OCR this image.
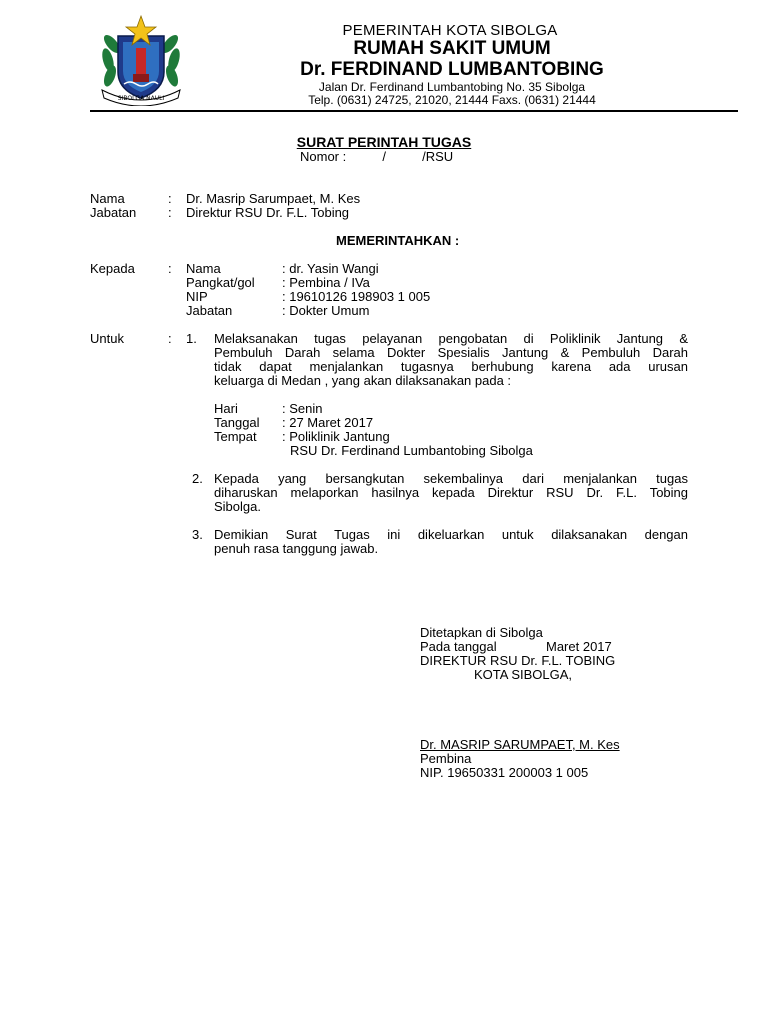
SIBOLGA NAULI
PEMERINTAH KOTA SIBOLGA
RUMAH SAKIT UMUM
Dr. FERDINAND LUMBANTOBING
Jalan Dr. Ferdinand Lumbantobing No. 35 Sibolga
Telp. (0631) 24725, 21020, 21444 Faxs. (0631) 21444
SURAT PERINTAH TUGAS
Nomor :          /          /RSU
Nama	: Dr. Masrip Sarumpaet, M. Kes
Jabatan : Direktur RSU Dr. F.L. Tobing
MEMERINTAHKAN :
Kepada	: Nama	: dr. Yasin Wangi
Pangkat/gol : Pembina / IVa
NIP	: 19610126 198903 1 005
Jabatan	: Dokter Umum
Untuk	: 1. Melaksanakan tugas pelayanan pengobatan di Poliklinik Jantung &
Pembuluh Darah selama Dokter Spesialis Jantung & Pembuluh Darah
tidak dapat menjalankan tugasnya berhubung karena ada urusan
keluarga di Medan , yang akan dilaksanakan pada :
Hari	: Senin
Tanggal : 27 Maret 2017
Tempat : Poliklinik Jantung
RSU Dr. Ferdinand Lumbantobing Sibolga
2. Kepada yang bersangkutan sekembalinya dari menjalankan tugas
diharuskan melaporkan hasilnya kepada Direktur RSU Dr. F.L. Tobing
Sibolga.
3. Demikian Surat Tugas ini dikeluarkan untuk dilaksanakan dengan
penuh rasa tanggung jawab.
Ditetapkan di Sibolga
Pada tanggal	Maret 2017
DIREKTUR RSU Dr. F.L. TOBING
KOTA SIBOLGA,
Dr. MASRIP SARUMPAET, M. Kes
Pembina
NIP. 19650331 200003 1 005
^^^^
-- WHAT YOU WILL DO --
Transcribe the full listing character for character. Pictures are excluded.

-- WRITTEN ANSWER --
OCR this image.
SIBOLGA NAULI
PEMERINTAH KOTA SIBOLGA
RUMAH SAKIT UMUM
Dr. FERDINAND LUMBANTOBING
Jalan Dr. Ferdinand Lumbantobing No. 35 Sibolga
Telp. (0631) 24725, 21020, 21444 Faxs. (0631) 21444
SURAT PERINTAH TUGAS
Nomor :          /          /RSU
Nama	: Dr. Masrip Sarumpaet, M. Kes
Jabatan : Direktur RSU Dr. F.L. Tobing
MEMERINTAHKAN :
Kepada	: Nama	: dr. Yasin Wangi
Pangkat/gol : Pembina / IVa
NIP	: 19610126 198903 1 005
Jabatan	: Dokter Umum
Untuk	: 1. Melaksanakan tugas pelayanan pengobatan di Poliklinik Jantung &
Pembuluh Darah selama Dokter Spesialis Jantung & Pembuluh Darah
tidak dapat menjalankan tugasnya berhubung karena ada urusan
keluarga di Medan , yang akan dilaksanakan pada :
Hari	: Senin
Tanggal : 27 Maret 2017
Tempat : Poliklinik Jantung
RSU Dr. Ferdinand Lumbantobing Sibolga
2. Kepada yang bersangkutan sekembalinya dari menjalankan tugas
diharuskan melaporkan hasilnya kepada Direktur RSU Dr. F.L. Tobing
Sibolga.
3. Demikian Surat Tugas ini dikeluarkan untuk dilaksanakan dengan
penuh rasa tanggung jawab.
Ditetapkan di Sibolga
Pada tanggal	Maret 2017
DIREKTUR RSU Dr. F.L. TOBING
KOTA SIBOLGA,
Dr. MASRIP SARUMPAET, M. Kes
Pembina
NIP. 19650331 200003 1 005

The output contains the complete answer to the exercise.